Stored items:
◆ ◆ ◆ ◆ ◆ ◆ ◆
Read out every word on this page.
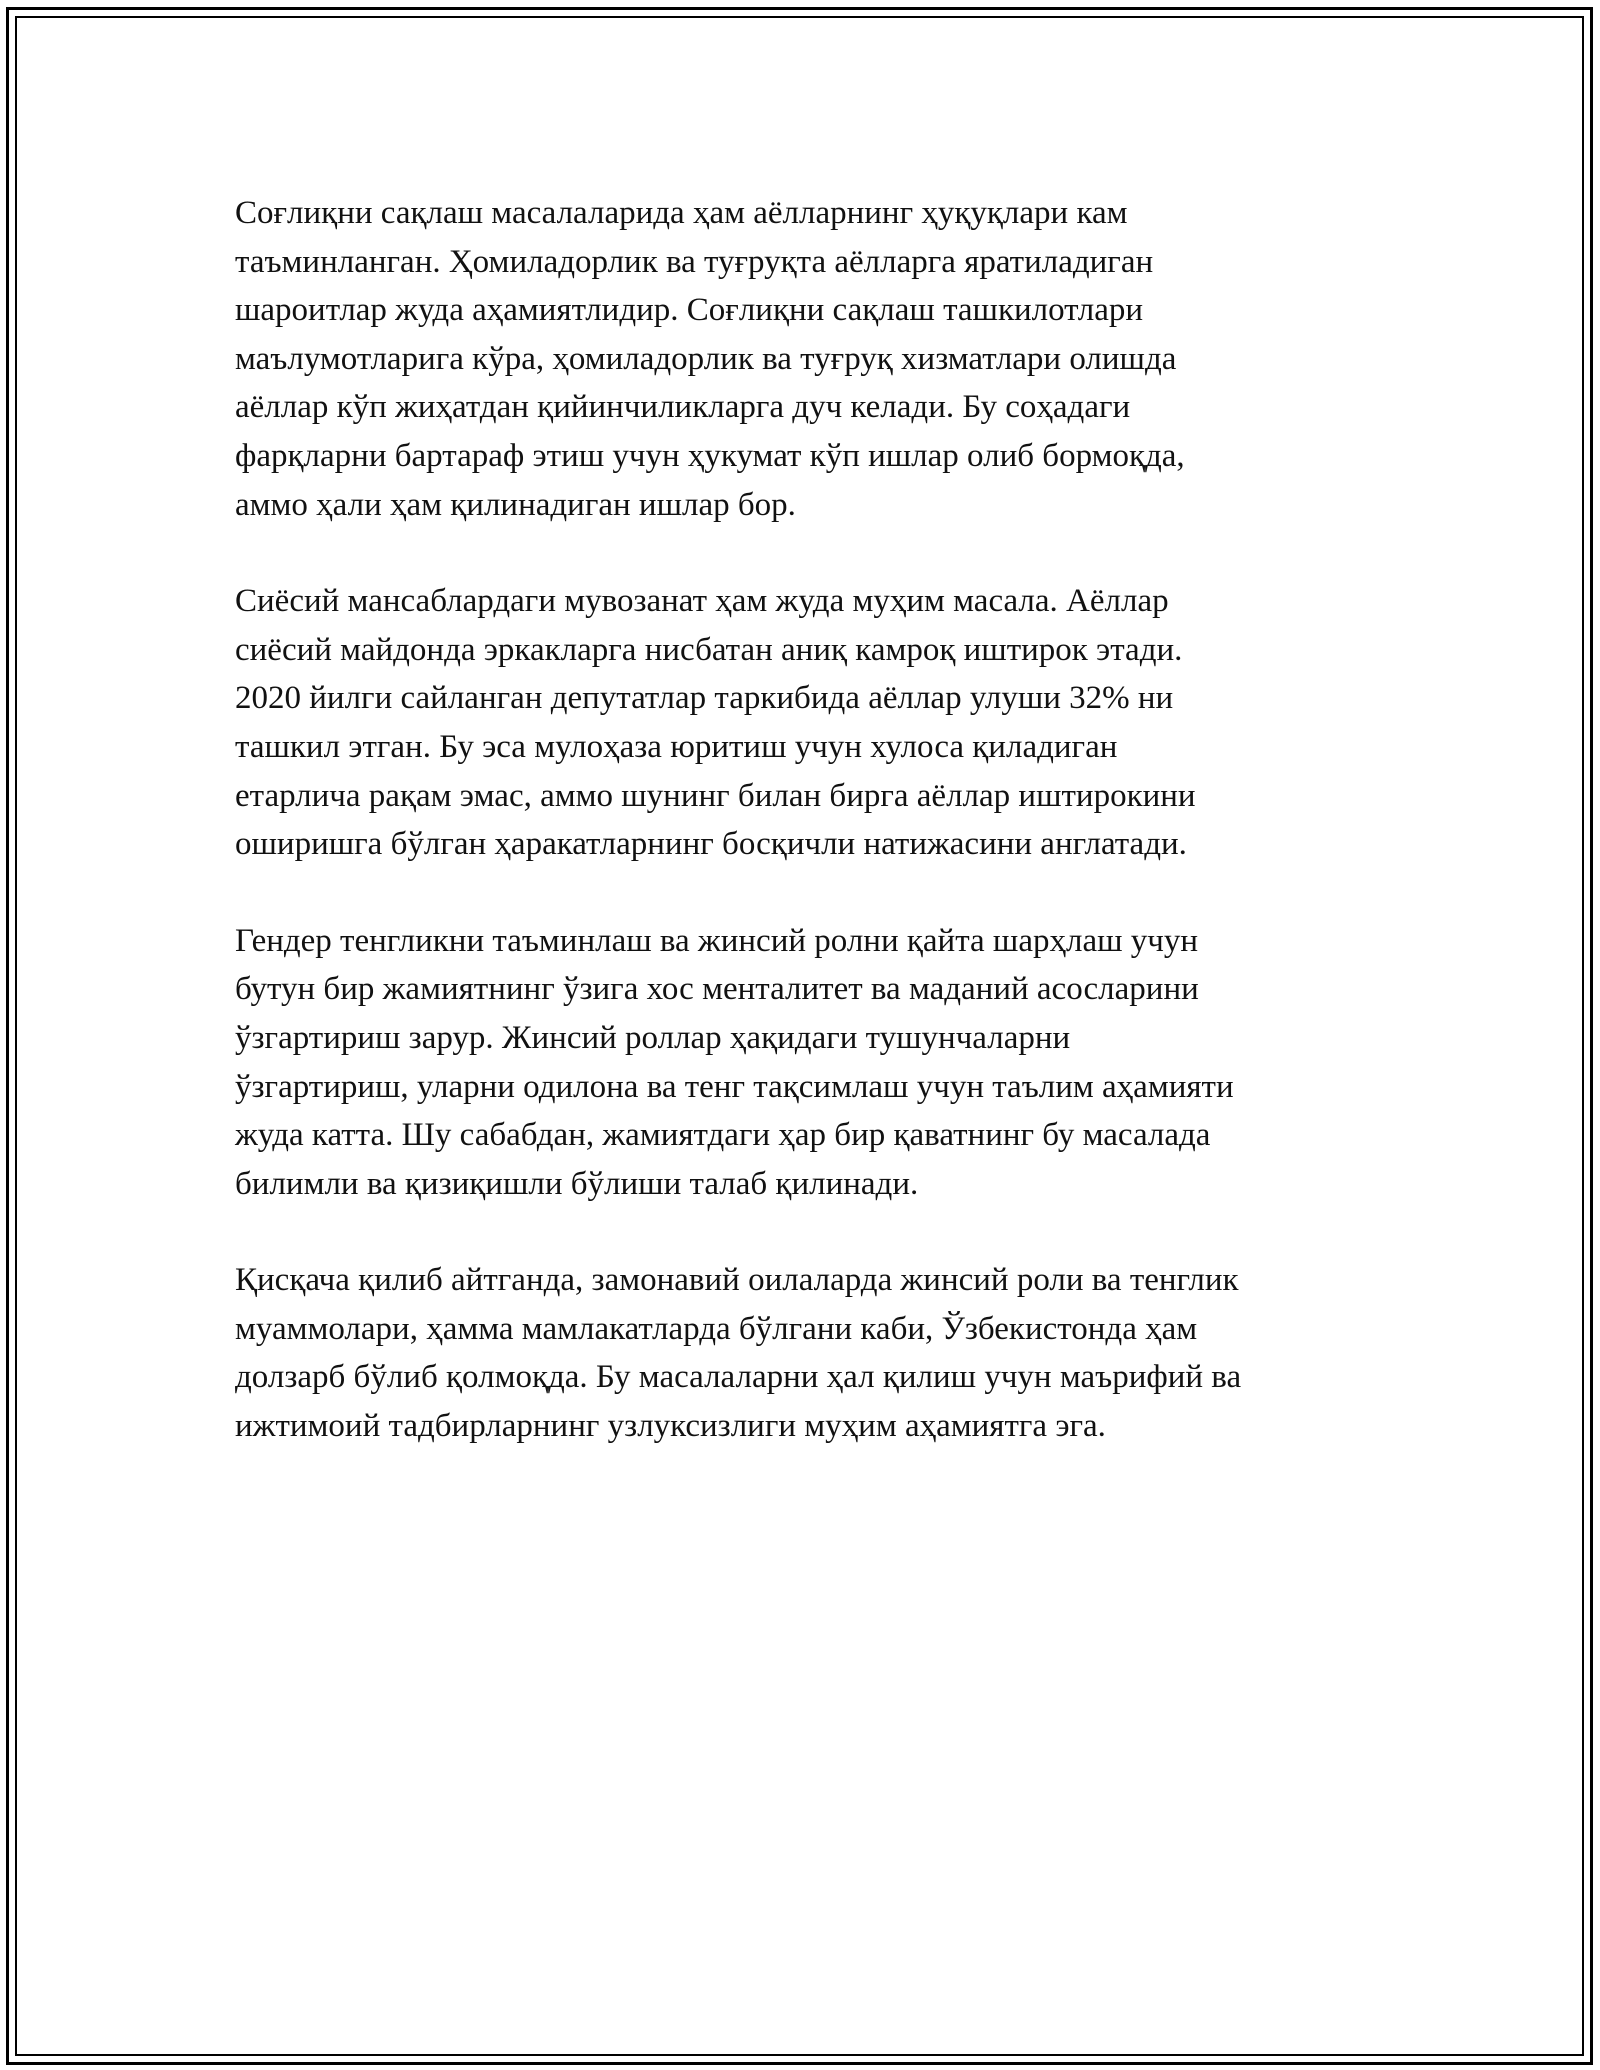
Соғлиқни сақлаш масалаларида ҳам аёлларнинг ҳуқуқлари кам
таъминланган. Ҳомиладорлик ва туғруқта аёлларга яратиладиган
шароитлар жуда аҳамиятлидир. Соғлиқни сақлаш ташкилотлари
маълумотларига кўра, ҳомиладорлик ва туғруқ хизматлари олишда
аёллар кўп жиҳатдан қийинчиликларга дуч келади. Бу соҳадаги
фарқларни бартараф этиш учун ҳукумат кўп ишлар олиб бормоқда,
аммо ҳали ҳам қилинадиган ишлар бор.

Сиёсий мансаблардаги мувозанат ҳам жуда муҳим масала. Аёллар
сиёсий майдонда эркакларга нисбатан аниқ камроқ иштирок этади.
2020 йилги сайланган депутатлар таркибида аёллар улуши 32% ни
ташкил этган. Бу эса мулоҳаза юритиш учун хулоса қиладиган
етарлича рақам эмас, аммо шунинг билан бирга аёллар иштирокини
оширишга бўлган ҳаракатларнинг босқичли натижасини англатади.

Гендер тенгликни таъминлаш ва жинсий ролни қайта шарҳлаш учун
бутун бир жамиятнинг ўзига хос менталитет ва маданий асосларини
ўзгартириш зарур. Жинсий роллар ҳақидаги тушунчаларни
ўзгартириш, уларни одилона ва тенг тақсимлаш учун таълим аҳамияти
жуда катта. Шу сабабдан, жамиятдаги ҳар бир қаватнинг бу масалада
билимли ва қизиқишли бўлиши талаб қилинади.

Қисқача қилиб айтганда, замонавий оилаларда жинсий роли ва тенглик
муаммолари, ҳамма мамлакатларда бўлгани каби, Ўзбекистонда ҳам
долзарб бўлиб қолмоқда. Бу масалаларни ҳал қилиш учун маърифий ва
ижтимоий тадбирларнинг узлуксизлиги муҳим аҳамиятга эга.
◆ ◆ ◆ ◆ ◆ ◆ ◆
* Your objective *
Set down the material above as is, without any pictures.

* Final result *
Read out every word on this page.
Соғлиқни сақлаш масалаларида ҳам аёлларнинг ҳуқуқлари кам
таъминланган. Ҳомиладорлик ва туғруқта аёлларга яратиладиган
шароитлар жуда аҳамиятлидир. Соғлиқни сақлаш ташкилотлари
маълумотларига кўра, ҳомиладорлик ва туғруқ хизматлари олишда
аёллар кўп жиҳатдан қийинчиликларга дуч келади. Бу соҳадаги
фарқларни бартараф этиш учун ҳукумат кўп ишлар олиб бормоқда,
аммо ҳали ҳам қилинадиган ишлар бор.

Сиёсий мансаблардаги мувозанат ҳам жуда муҳим масала. Аёллар
сиёсий майдонда эркакларга нисбатан аниқ камроқ иштирок этади.
2020 йилги сайланган депутатлар таркибида аёллар улуши 32% ни
ташкил этган. Бу эса мулоҳаза юритиш учун хулоса қиладиган
етарлича рақам эмас, аммо шунинг билан бирга аёллар иштирокини
оширишга бўлган ҳаракатларнинг босқичли натижасини англатади.

Гендер тенгликни таъминлаш ва жинсий ролни қайта шарҳлаш учун
бутун бир жамиятнинг ўзига хос менталитет ва маданий асосларини
ўзгартириш зарур. Жинсий роллар ҳақидаги тушунчаларни
ўзгартириш, уларни одилона ва тенг тақсимлаш учун таълим аҳамияти
жуда катта. Шу сабабдан, жамиятдаги ҳар бир қаватнинг бу масалада
билимли ва қизиқишли бўлиши талаб қилинади.

Қисқача қилиб айтганда, замонавий оилаларда жинсий роли ва тенглик
муаммолари, ҳамма мамлакатларда бўлгани каби, Ўзбекистонда ҳам
долзарб бўлиб қолмоқда. Бу масалаларни ҳал қилиш учун маърифий ва
ижтимоий тадбирларнинг узлуксизлиги муҳим аҳамиятга эга.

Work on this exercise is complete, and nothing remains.